:: Task instructions ::
Gather each line of the entries below that includes "первая".

:: Supplied records ::
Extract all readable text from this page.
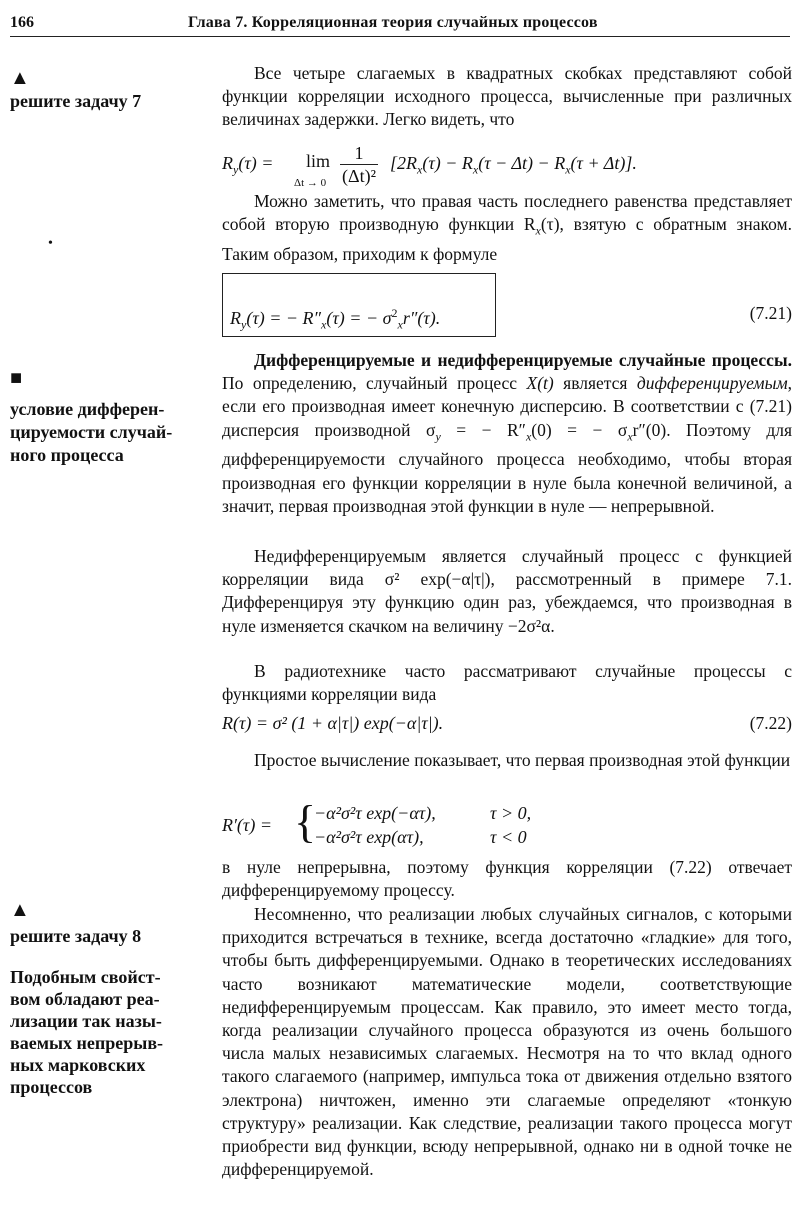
166	Глава 7. Корреляционная теория случайных процессов
▲
решите задачу 7
•
■
условие дифферен-
цируемости случай-
ного процесса
▲
решите задачу 8
Подобным свойст-
вом обладают реа-
лизации так назы-
ваемых непрерыв-
ных марковских
процессов

Все четыре слагаемых в квадратных скобках представляют собой функции корреляции исходного процесса, вычисленные при различных величинах задержки. Легко видеть, что

$R_y(\tau) = \lim$
$\Delta t \to 0 \frac{1}{\text{(Δt)²}} [2R_x(\tau) - R_x(\tau - \Delta t) - R_x(\tau + \Delta t)]$.

Можно заметить, что правая часть последнего равенства представляет собой вторую производную функции $R_x(\tau)$, взятую с обратным знаком. Таким образом, приходим к формуле

$R_y(\tau)$ = − $R''_x(\tau)$ = − $\sigma^2_xr''(\tau)$.	(7.21)

Дифференцируемые и недифференцируемые случайные процессы. По определению, случайный процесс X(t) является дифференцируемым, если его производная имеет конечную дисперсию. В соответствии с (7.21) дисперсия производной $\sigma_y$ = − $R''_x(0)$ = − $\sigma_xr''(0)$. Поэтому для дифференцируемости случайного процесса необходимо, чтобы вторая производная его функции корреляции в нуле была конечной величиной, а значит, первая производная этой функции в нуле — непрерывной.

Недифференцируемым является случайный процесс с функцией корреляции вида σ² exp(−α|τ|), рассмотренный в примере 7.1. Дифференцируя эту функцию один раз, убеждаемся, что производная в нуле изменяется скачком на величину −2σ²α.

В радиотехнике часто рассматривают случайные процессы с функциями корреляции вида

R(τ) = σ² (1 + α|τ|) exp(−α|τ|).	(7.22)

Простое вычисление показывает, что первая производная этой функции

R′(τ) = {
−α²σ²τ exp(−ατ),	τ > 0,
−α²σ²τ exp(ατ),	τ < 0

в нуле непрерывна, поэтому функция корреляции (7.22) отвечает дифференцируемому процессу.

Несомненно, что реализации любых случайных сигналов, с которыми приходится встречаться в технике, всегда достаточно «гладкие» для того, чтобы быть дифференцируемыми. Однако в теоретических исследованиях часто возникают математические модели, соответствующие недифференцируемым процессам. Как правило, это имеет место тогда, когда реализации случайного процесса образуются из очень большого числа малых независимых слагаемых. Несмотря на то что вклад одного такого слагаемого (например, импульса тока от движения отдельно взятого электрона) ничтожен, именно эти слагаемые определяют «тонкую структуру» реализации. Как следствие, реализации такого процесса могут приобрести вид функции, всюду непрерывной, однако ни в одной точке не дифференцируемой.
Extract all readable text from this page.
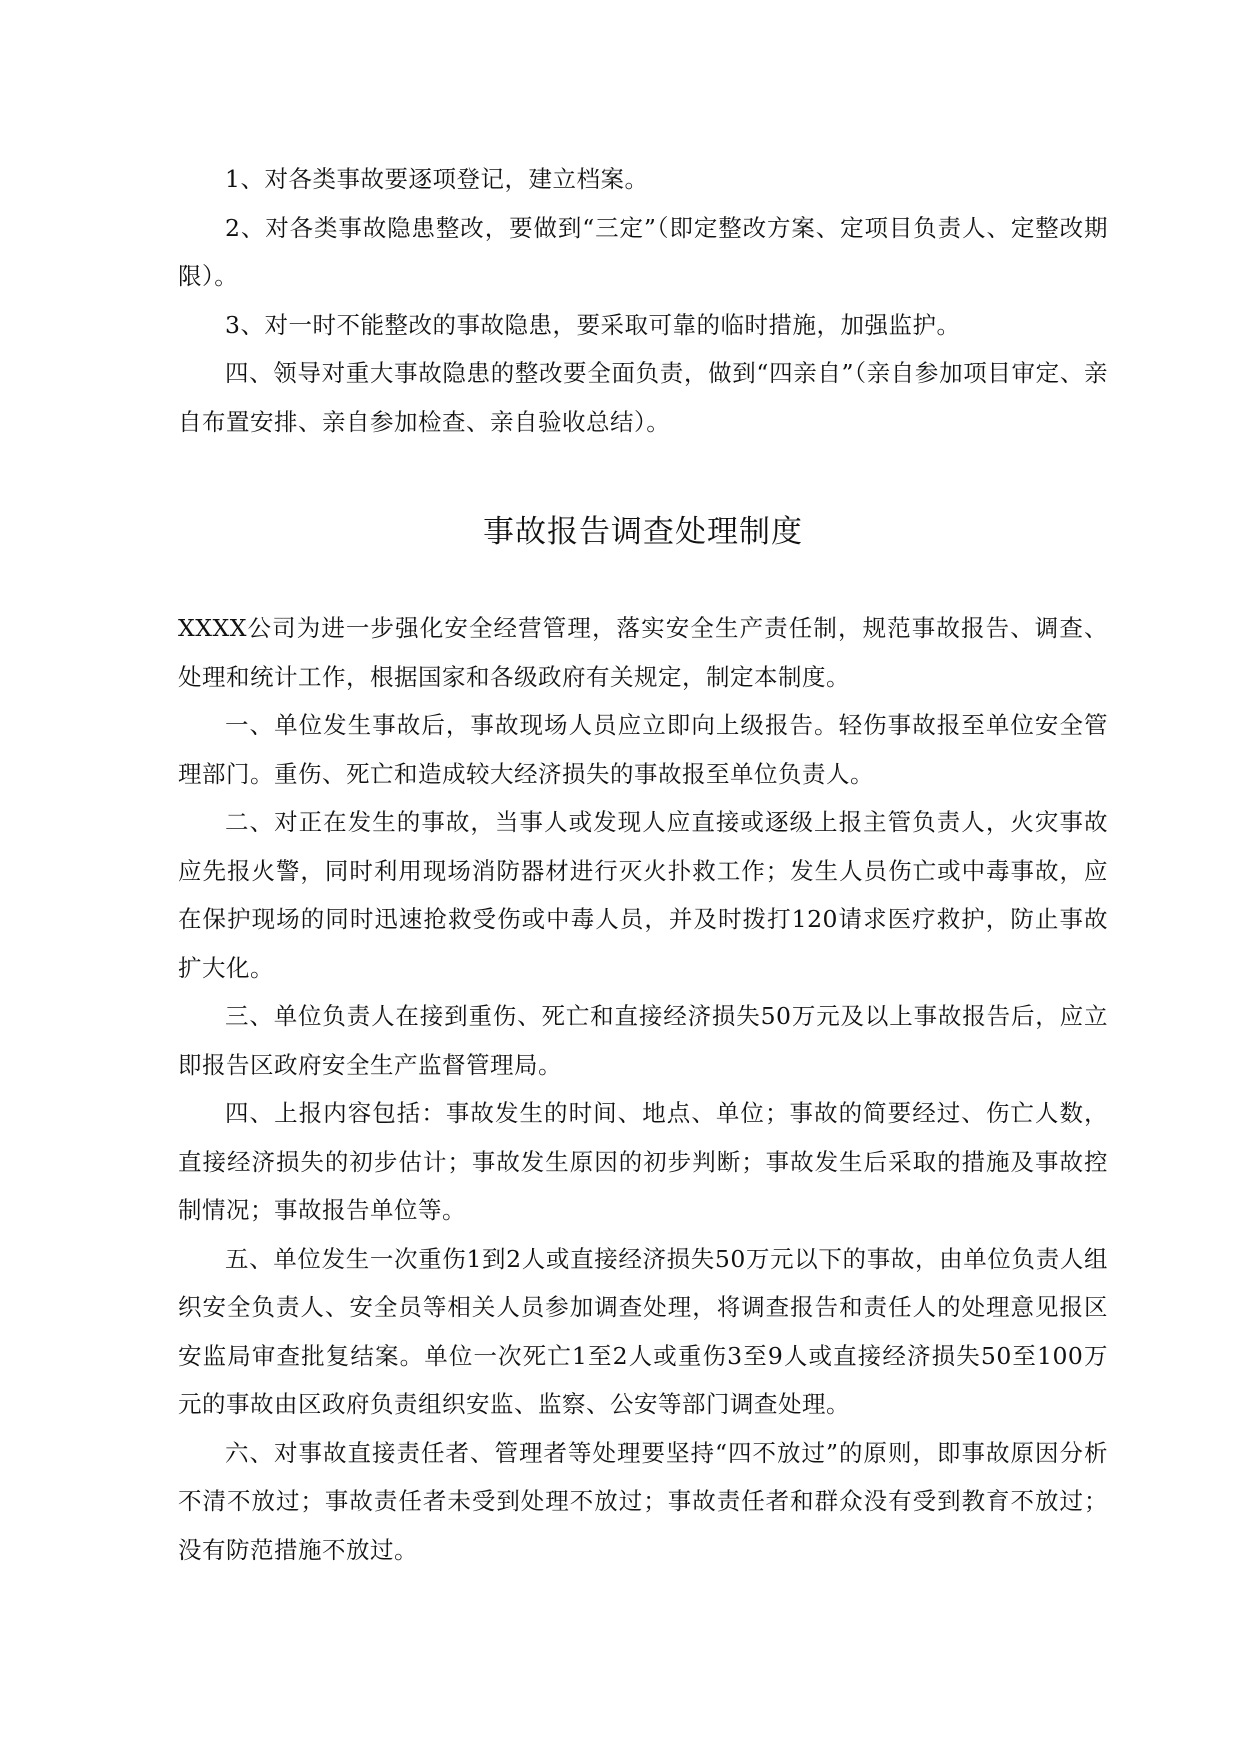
1、对各类事故要逐项登记，建立档案。

2、对各类事故隐患整改，要做到“三定”（即定整改方案、定项目负责人、定整改期限）。

3、对一时不能整改的事故隐患，要采取可靠的临时措施，加强监护。

四、领导对重大事故隐患的整改要全面负责，做到“四亲自”（亲自参加项目审定、亲自布置安排、亲自参加检查、亲自验收总结）。

事故报告调查处理制度

XXXX公司为进一步强化安全经营管理，落实安全生产责任制，规范事故报告、调查、处理和统计工作，根据国家和各级政府有关规定，制定本制度。

一、单位发生事故后，事故现场人员应立即向上级报告。轻伤事故报至单位安全管理部门。重伤、死亡和造成较大经济损失的事故报至单位负责人。

二、对正在发生的事故，当事人或发现人应直接或逐级上报主管负责人，火灾事故应先报火警，同时利用现场消防器材进行灭火扑救工作；发生人员伤亡或中毒事故，应在保护现场的同时迅速抢救受伤或中毒人员，并及时拨打120请求医疗救护，防止事故扩大化。

三、单位负责人在接到重伤、死亡和直接经济损失50万元及以上事故报告后，应立即报告区政府安全生产监督管理局。

四、上报内容包括：事故发生的时间、地点、单位；事故的简要经过、伤亡人数，直接经济损失的初步估计；事故发生原因的初步判断；事故发生后采取的措施及事故控制情况；事故报告单位等。

五、单位发生一次重伤1到2人或直接经济损失50万元以下的事故，由单位负责人组织安全负责人、安全员等相关人员参加调查处理，将调查报告和责任人的处理意见报区安监局审查批复结案。单位一次死亡1至2人或重伤3至9人或直接经济损失50至100万元的事故由区政府负责组织安监、监察、公安等部门调查处理。

六、对事故直接责任者、管理者等处理要坚持“四不放过”的原则，即事故原因分析不清不放过；事故责任者未受到处理不放过；事故责任者和群众没有受到教育不放过；没有防范措施不放过。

:: Output below ::
Дифференцируемые и недифференцируемые случайные процессы. По определению, случайный процесс X(t) является дифференцируемым, если его производная имеет конечную дисперсию. В соответствии с (7.21) дисперсия производной $\sigma_y$ = − $R''_x(0)$ = − $\sigma_xr''(0)$. Поэтому для дифференцируемости случайного процесса необходимо, чтобы вторая производная его функции корреляции в нуле была конечной величиной, а значит, первая производная этой функции в нуле — непрерывной.
Простое вычисление показывает, что первая производная этой функции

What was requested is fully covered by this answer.